Stored items:
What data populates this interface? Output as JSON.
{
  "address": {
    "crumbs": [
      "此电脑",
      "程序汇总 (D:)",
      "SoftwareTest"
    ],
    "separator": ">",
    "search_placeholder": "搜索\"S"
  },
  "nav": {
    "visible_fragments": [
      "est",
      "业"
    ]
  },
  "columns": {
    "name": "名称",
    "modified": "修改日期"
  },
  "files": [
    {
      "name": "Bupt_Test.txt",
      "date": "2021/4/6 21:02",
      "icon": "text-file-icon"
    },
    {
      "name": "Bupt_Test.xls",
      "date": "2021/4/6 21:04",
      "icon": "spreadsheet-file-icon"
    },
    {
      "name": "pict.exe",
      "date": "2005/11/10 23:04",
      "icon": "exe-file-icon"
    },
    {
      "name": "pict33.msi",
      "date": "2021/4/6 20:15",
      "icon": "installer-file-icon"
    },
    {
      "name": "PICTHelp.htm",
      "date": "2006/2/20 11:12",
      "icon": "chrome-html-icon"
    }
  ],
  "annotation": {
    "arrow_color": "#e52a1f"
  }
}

GIVEN INSTRUCTION: Transcribe every entry exactly, omitting nothing.

TASK OUTPUT:
What data populates this interface? Output as JSON.
{
  "address": {
    "crumbs": [
      "此电脑",
      "程序汇总 (D:)",
      "SoftwareTest"
    ],
    "separator": ">",
    "search_placeholder": "搜索\"S"
  },
  "nav": {
    "visible_fragments": [
      "est",
      "业"
    ]
  },
  "columns": {
    "name": "名称",
    "modified": "修改日期"
  },
  "files": [
    {
      "name": "Bupt_Test.txt",
      "date": "2021/4/6 21:02",
      "icon": "text-file-icon"
    },
    {
      "name": "Bupt_Test.xls",
      "date": "2021/4/6 21:04",
      "icon": "spreadsheet-file-icon"
    },
    {
      "name": "pict.exe",
      "date": "2005/11/10 23:04",
      "icon": "exe-file-icon"
    },
    {
      "name": "pict33.msi",
      "date": "2021/4/6 20:15",
      "icon": "installer-file-icon"
    },
    {
      "name": "PICTHelp.htm",
      "date": "2006/2/20 11:12",
      "icon": "chrome-html-icon"
    }
  ],
  "annotation": {
    "arrow_color": "#e52a1f"
  }
}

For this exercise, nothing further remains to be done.